# [Set exercise]
Write out exactly the lines running from the one with "Read all visible content and emit it as JSON." to the end of the data, including both of those lines and excluding pictures.

# [Material supplied]
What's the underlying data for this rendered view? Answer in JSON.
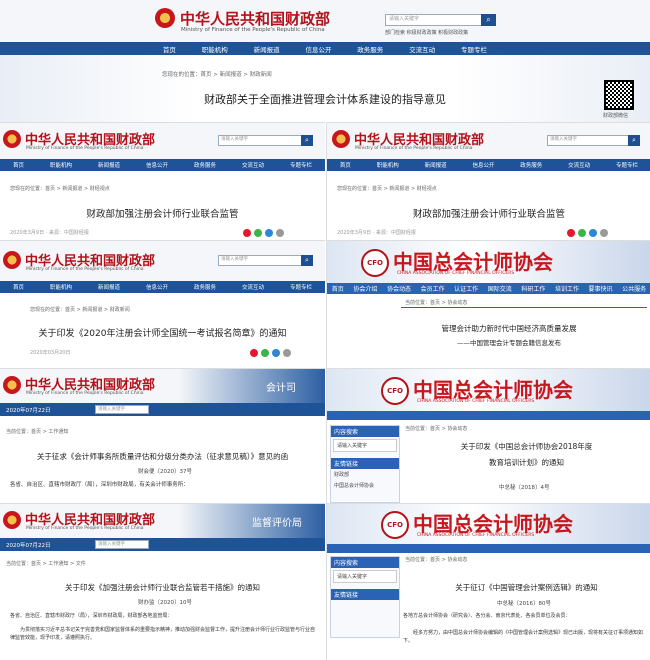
{
  "mof": {
    "name_cn": "中华人民共和国财政部",
    "name_en": "Ministry of Finance of the People's Republic of China",
    "search_placeholder": "请输入关键字",
    "quick_links": "部门检索  积极财政政策  积极财政政策",
    "nav": [
      "首页",
      "职能机构",
      "新闻报道",
      "信息公开",
      "政务服务",
      "交流互动",
      "专题专栏"
    ],
    "crumb_p1": "您现在的位置：首页 > 新闻报道 > 财政新闻",
    "crumb_p2": "您现在的位置：首页 > 新闻报道 > 财经视点",
    "crumb_p4": "您现在的位置：首页 > 新闻报道 > 财政新闻",
    "crumb_p7": "当前位置：首页 > 工作通知",
    "crumb_p9": "当前位置：首页 > 工作通知 > 文件",
    "share": [
      "weibo-icon",
      "wechat-icon",
      "qq-icon",
      "share-icon"
    ],
    "qr_label": "财政部微信"
  },
  "p1": {
    "title": "财政部关于全面推进管理会计体系建设的指导意见"
  },
  "p2": {
    "title": "财政部加强注册会计师行业联合监管",
    "meta": "2020年3月9日 · 来源：中国财经报"
  },
  "p3": {
    "title": "财政部加强注册会计师行业联合监管",
    "meta": "2020年3月9日 · 来源：中国财经报"
  },
  "p4": {
    "title": "关于印发《2020年注册会计师全国统一考试报名简章》的通知",
    "meta": "2020年03月20日"
  },
  "p5": {
    "name_cn": "中国总会计师协会",
    "name_en": "CHINA ASSOCIATION OF CHIEF FINANCIAL OFFICERS",
    "nav": [
      "首页",
      "协会介绍",
      "协会动态",
      "会员工作",
      "认证工作",
      "国际交流",
      "科研工作",
      "培训工作",
      "要事快讯",
      "公共服务"
    ],
    "crumb": "当前位置：首页 > 协会动态",
    "title1": "管理会计助力新时代中国经济高质量发展",
    "title2": "——中国管理会计专题会籍信息发布"
  },
  "p6": {
    "dept": "会计司",
    "date": "2020年07月22日",
    "title": "关于征求《会计师事务所质量评估和分级分类办法（征求意见稿）》意见的函",
    "doc_no": "财会便〔2020〕37号",
    "body": "各省、自治区、直辖市财政厅（局），深圳市财政局，有关会计师事务所："
  },
  "p7": {
    "crumb": "当前位置：首页 > 协会动态",
    "side_h1": "内容搜索",
    "side_h2": "友情链接",
    "side_link1": "财政部",
    "side_link2": "中国总会计师协会",
    "title1": "关于印发《中国总会计师协会2018年度",
    "title2": "教育培训计划》的通知",
    "doc_no": "中总秘〔2018〕4号"
  },
  "p8": {
    "dept": "监督评价局",
    "date": "2020年07月22日",
    "title": "关于印发《加强注册会计师行业联合监管若干措施》的通知",
    "doc_no": "财办监〔2020〕10号",
    "body1": "各省、自治区、直辖市财政厅（局），深圳市财政局，财政部各地监管局：",
    "body2": "为贯彻落实习近平总书记关于完善党和国家监督体系的重要指示精神，推动加强财会监督工作，提升注册会计师行业行政监管与行业自律监管效能，现予印发，请遵照执行。"
  },
  "p9": {
    "crumb": "当前位置：首页 > 协会动态",
    "side_h1": "内容搜索",
    "side_h2": "友情链接",
    "title": "关于征订《中国管理会计案例选辑》的通知",
    "doc_no": "中总秘〔2016〕80号",
    "body1": "各地方总会计师协会（研究会）、各分会、南京代表处、各会员单位及会员：",
    "body2": "经多方努力，由中国总会计师协会编辑的《中国管理会计案例选辑》现已出版，现将有关征订事项通知如下。"
  },
  "colors": {
    "mof_red": "#b3121a",
    "mof_blue": "#1e5397",
    "cfo_blue": "#2a62b5"
  }
}
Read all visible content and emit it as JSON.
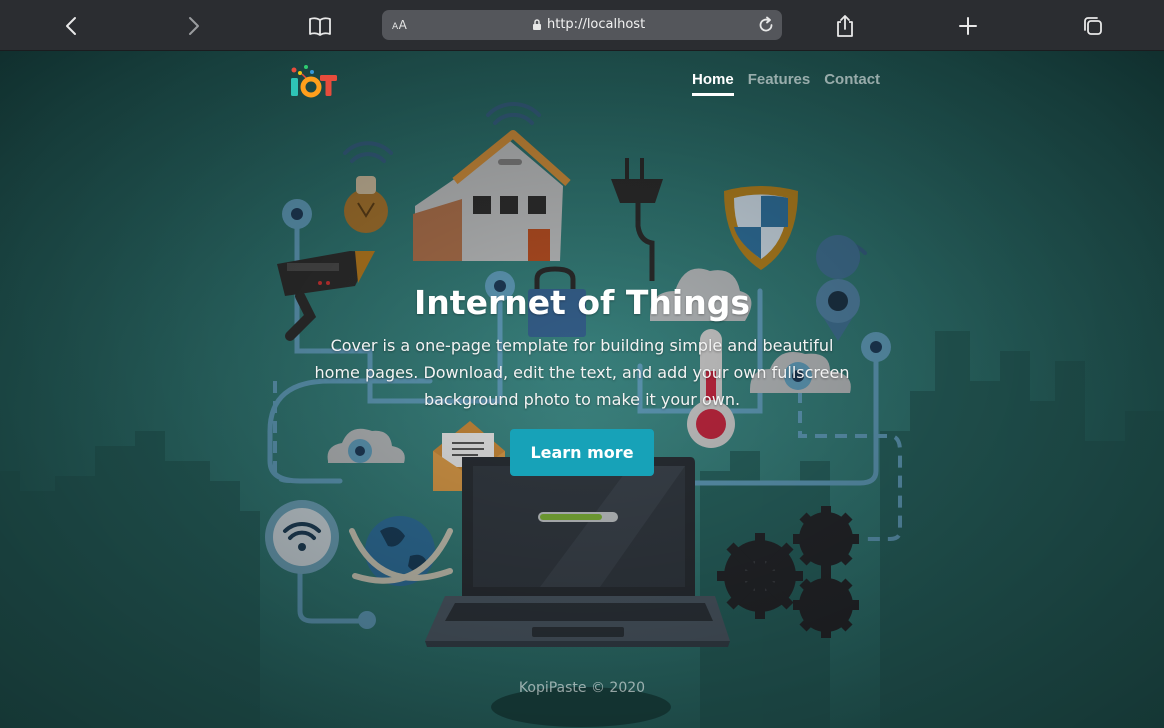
{
  "browser": {
    "url_aa": "AA",
    "url": "http://localhost"
  },
  "site": {
    "logo_text": "IoT",
    "nav": [
      {
        "label": "Home",
        "active": true
      },
      {
        "label": "Features",
        "active": false
      },
      {
        "label": "Contact",
        "active": false
      }
    ]
  },
  "hero": {
    "title": "Internet of Things",
    "lead": "Cover is a one-page template for building simple and beautiful home pages. Download, edit the text, and add your own fullscreen background photo to make it your own.",
    "button_label": "Learn more"
  },
  "footer": {
    "text": "KopiPaste © 2020"
  },
  "colors": {
    "background": "#2f7470",
    "accent_button": "#17a2b8",
    "toolbar": "#2b2d31"
  }
}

# [Written response]
Read all visible content and emit it as JSON.
{
  "browser": {
    "url_aa": "AA",
    "url": "http://localhost"
  },
  "site": {
    "logo_text": "IoT",
    "nav": [
      {
        "label": "Home",
        "active": true
      },
      {
        "label": "Features",
        "active": false
      },
      {
        "label": "Contact",
        "active": false
      }
    ]
  },
  "hero": {
    "title": "Internet of Things",
    "lead": "Cover is a one-page template for building simple and beautiful home pages. Download, edit the text, and add your own fullscreen background photo to make it your own.",
    "button_label": "Learn more"
  },
  "footer": {
    "text": "KopiPaste © 2020"
  },
  "colors": {
    "background": "#2f7470",
    "accent_button": "#17a2b8",
    "toolbar": "#2b2d31"
  }
}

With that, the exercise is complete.